Scan the lines below for the string "first" and copy every one that has it.

========================================

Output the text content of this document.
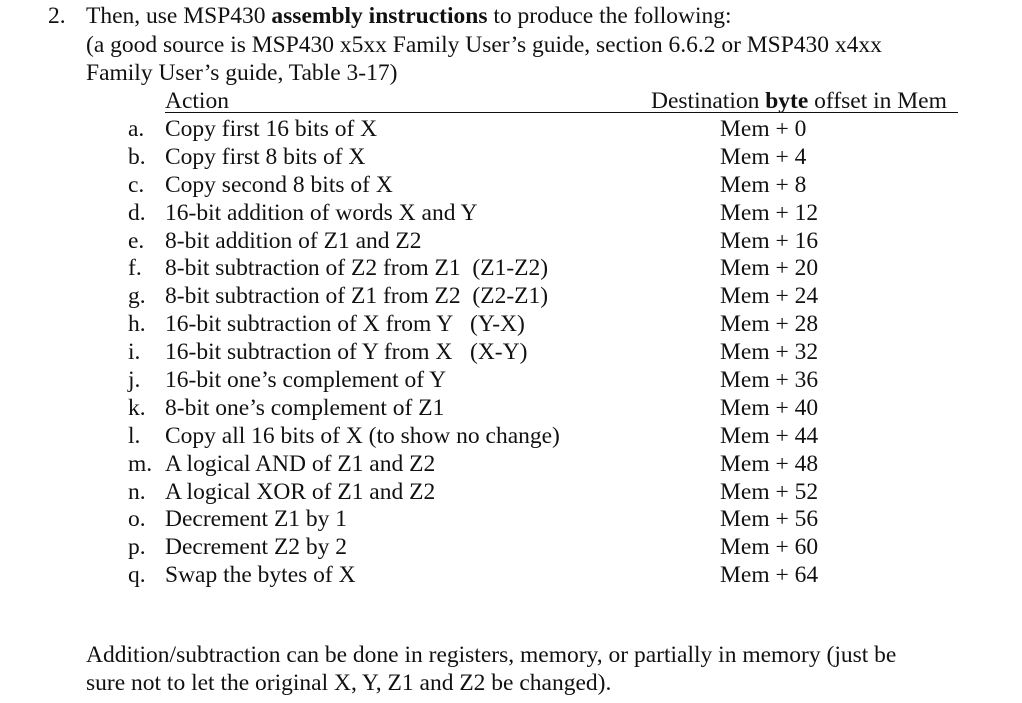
2. Then, use MSP430 assembly instructions to produce the following:
(a good source is MSP430 x5xx Family User’s guide, section 6.6.2 or MSP430 x4xx
Family User’s guide, Table 3-17)
Action	Destination byte offset in Mem
a. Copy first 16 bits of X	Mem + 0
b. Copy first 8 bits of X	Mem + 4
c. Copy second 8 bits of X	Mem + 8
d. 16-bit addition of words X and Y	Mem + 12
e. 8-bit addition of Z1 and Z2	Mem + 16
f. 8-bit subtraction of Z2 from Z1  (Z1-Z2)	Mem + 20
g. 8-bit subtraction of Z1 from Z2  (Z2-Z1)	Mem + 24
h. 16-bit subtraction of X from Y   (Y-X)	Mem + 28
i.	16-bit subtraction of Y from X   (X-Y)	Mem + 32
j.	16-bit one’s complement of Y	Mem + 36
k. 8-bit one’s complement of Z1	Mem + 40
l.	Copy all 16 bits of X (to show no change)	Mem + 44
m. A logical AND of Z1 and Z2	Mem + 48
n. A logical XOR of Z1 and Z2	Mem + 52
o. Decrement Z1 by 1	Mem + 56
p. Decrement Z2 by 2	Mem + 60
q. Swap the bytes of X	Mem + 64
Addition/subtraction can be done in registers, memory, or partially in memory (just be
sure not to let the original X, Y, Z1 and Z2 be changed).
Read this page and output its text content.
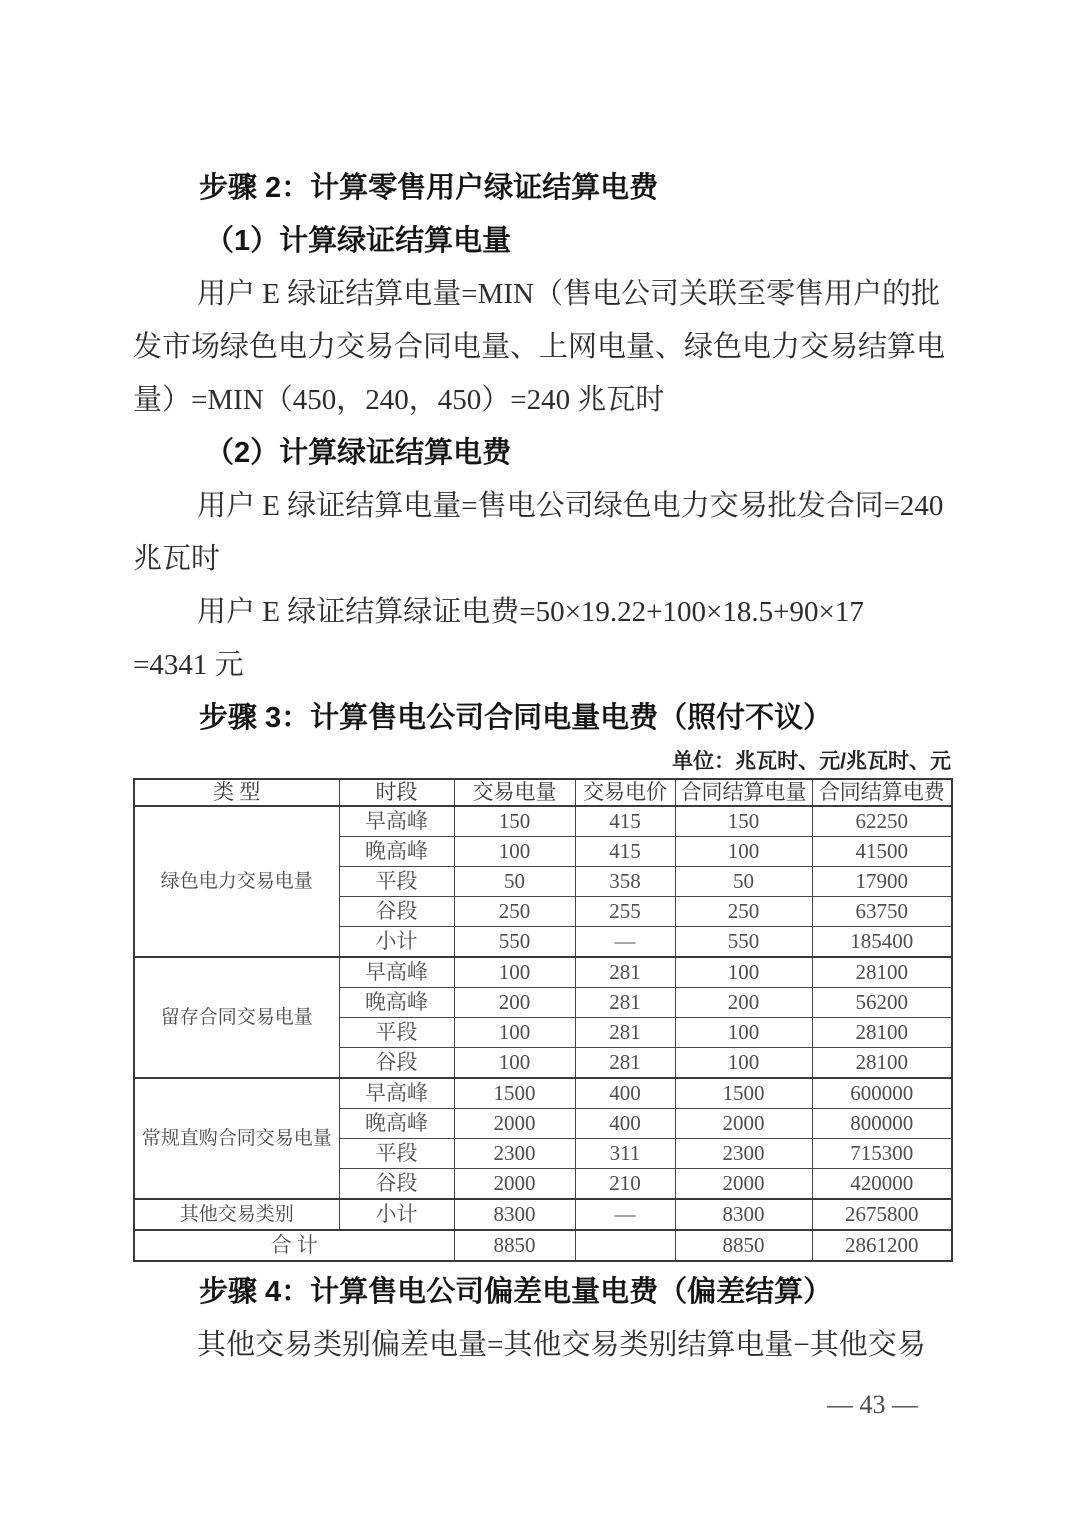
步骤 2：计算零售用户绿证结算电费
（1）计算绿证结算电量
用户 E 绿证结算电量=MIN（售电公司关联至零售用户的批
发市场绿色电力交易合同电量、上网电量、绿色电力交易结算电
量）=MIN（450，240，450）=240 兆瓦时
（2）计算绿证结算电费
用户 E 绿证结算电量=售电公司绿色电力交易批发合同=240
兆瓦时
用户 E 绿证结算绿证电费=50×19.22+100×18.5+90×17
=4341 元
步骤 3：计算售电公司合同电量电费（照付不议）
单位：兆瓦时、元/兆瓦时、元
类 型	时段	交易电量	交易电价	合同结算电量	合同结算电费
绿色电力交易电量	早高峰	150	415	150	62250
	晚高峰	100	415	100	41500
	平段	50	358	50	17900
	谷段	250	255	250	63750
	小计	550	—	550	185400
留存合同交易电量	早高峰	100	281	100	28100
	晚高峰	200	281	200	56200
	平段	100	281	100	28100
	谷段	100	281	100	28100
常规直购合同交易电量	早高峰	1500	400	1500	600000
	晚高峰	2000	400	2000	800000
	平段	2300	311	2300	715300
	谷段	2000	210	2000	420000
其他交易类别	小计	8300	—	8300	2675800
合 计		8850		8850	2861200
步骤 4：计算售电公司偏差电量电费（偏差结算）
其他交易类别偏差电量=其他交易类别结算电量−其他交易
— 43 —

========================================

-- Answer to the problem --
a. Copy first 16 bits of X	Mem + 0
b. Copy first 8 bits of X	Mem + 4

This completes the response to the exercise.